In your copy, leave out the pictures and repeat the entries below exactly.

>> start Material supplied

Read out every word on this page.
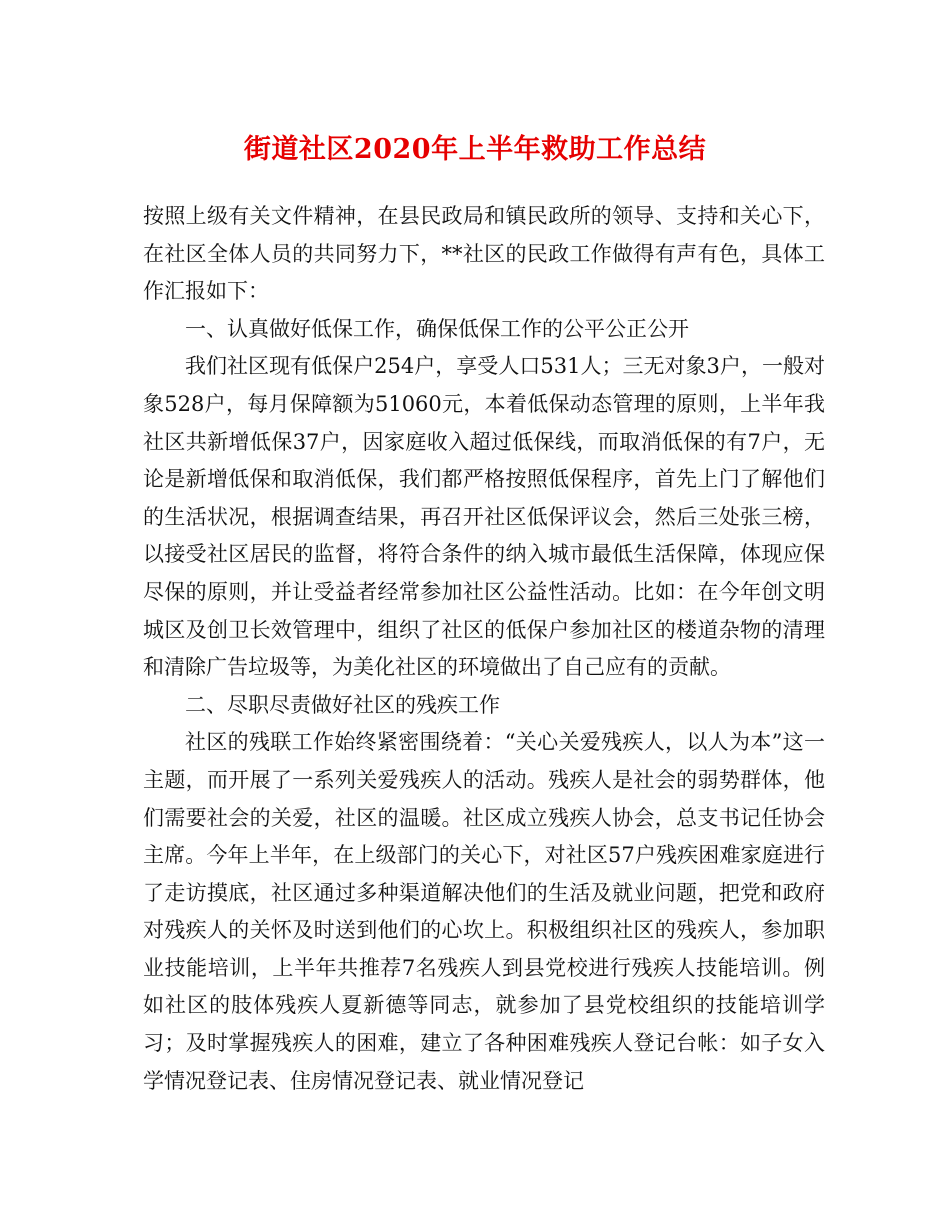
街道社区2020年上半年救助工作总结

按照上级有关文件精神，在县民政局和镇民政所的领导、支持和关心下，在社区全体人员的共同努力下，**社区的民政工作做得有声有色，具体工作汇报如下：

一、认真做好低保工作，确保低保工作的公平公正公开

我们社区现有低保户254户，享受人口531人；三无对象3户，一般对象528户，每月保障额为51060元，本着低保动态管理的原则，上半年我社区共新增低保37户，因家庭收入超过低保线，而取消低保的有7户，无论是新增低保和取消低保，我们都严格按照低保程序，首先上门了解他们的生活状况，根据调查结果，再召开社区低保评议会，然后三处张三榜，以接受社区居民的监督，将符合条件的纳入城市最低生活保障，体现应保尽保的原则，并让受益者经常参加社区公益性活动。比如：在今年创文明城区及创卫长效管理中，组织了社区的低保户参加社区的楼道杂物的清理和清除广告垃圾等，为美化社区的环境做出了自己应有的贡献。

二、尽职尽责做好社区的残疾工作

社区的残联工作始终紧密围绕着：“关心关爱残疾人，以人为本”这一主题，而开展了一系列关爱残疾人的活动。残疾人是社会的弱势群体，他们需要社会的关爱，社区的温暖。社区成立残疾人协会，总支书记任协会主席。今年上半年，在上级部门的关心下，对社区57户残疾困难家庭进行了走访摸底，社区通过多种渠道解决他们的生活及就业问题，把党和政府对残疾人的关怀及时送到他们的心坎上。积极组织社区的残疾人，参加职业技能培训，上半年共推荐7名残疾人到县党校进行残疾人技能培训。例如社区的肢体残疾人夏新德等同志，就参加了县党校组织的技能培训学习；及时掌握残疾人的困难，建立了各种困难残疾人登记台帐：如子女入学情况登记表、住房情况登记表、就业情况登记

>> end Material supplied

-- Task output --
Read out every word on this page.
街道社区2020年上半年救助工作总结

按照上级有关文件精神，在县民政局和镇民政所的领导、支持和关心下，在社区全体人员的共同努力下，**社区的民政工作做得有声有色，具体工作汇报如下：

一、认真做好低保工作，确保低保工作的公平公正公开

我们社区现有低保户254户，享受人口531人；三无对象3户，一般对象528户，每月保障额为51060元，本着低保动态管理的原则，上半年我社区共新增低保37户，因家庭收入超过低保线，而取消低保的有7户，无论是新增低保和取消低保，我们都严格按照低保程序，首先上门了解他们的生活状况，根据调查结果，再召开社区低保评议会，然后三处张三榜，以接受社区居民的监督，将符合条件的纳入城市最低生活保障，体现应保尽保的原则，并让受益者经常参加社区公益性活动。比如：在今年创文明城区及创卫长效管理中，组织了社区的低保户参加社区的楼道杂物的清理和清除广告垃圾等，为美化社区的环境做出了自己应有的贡献。

二、尽职尽责做好社区的残疾工作

社区的残联工作始终紧密围绕着：“关心关爱残疾人，以人为本”这一主题，而开展了一系列关爱残疾人的活动。残疾人是社会的弱势群体，他们需要社会的关爱，社区的温暖。社区成立残疾人协会，总支书记任协会主席。今年上半年，在上级部门的关心下，对社区57户残疾困难家庭进行了走访摸底，社区通过多种渠道解决他们的生活及就业问题，把党和政府对残疾人的关怀及时送到他们的心坎上。积极组织社区的残疾人，参加职业技能培训，上半年共推荐7名残疾人到县党校进行残疾人技能培训。例如社区的肢体残疾人夏新德等同志，就参加了县党校组织的技能培训学习；及时掌握残疾人的困难，建立了各种困难残疾人登记台帐：如子女入学情况登记表、住房情况登记表、就业情况登记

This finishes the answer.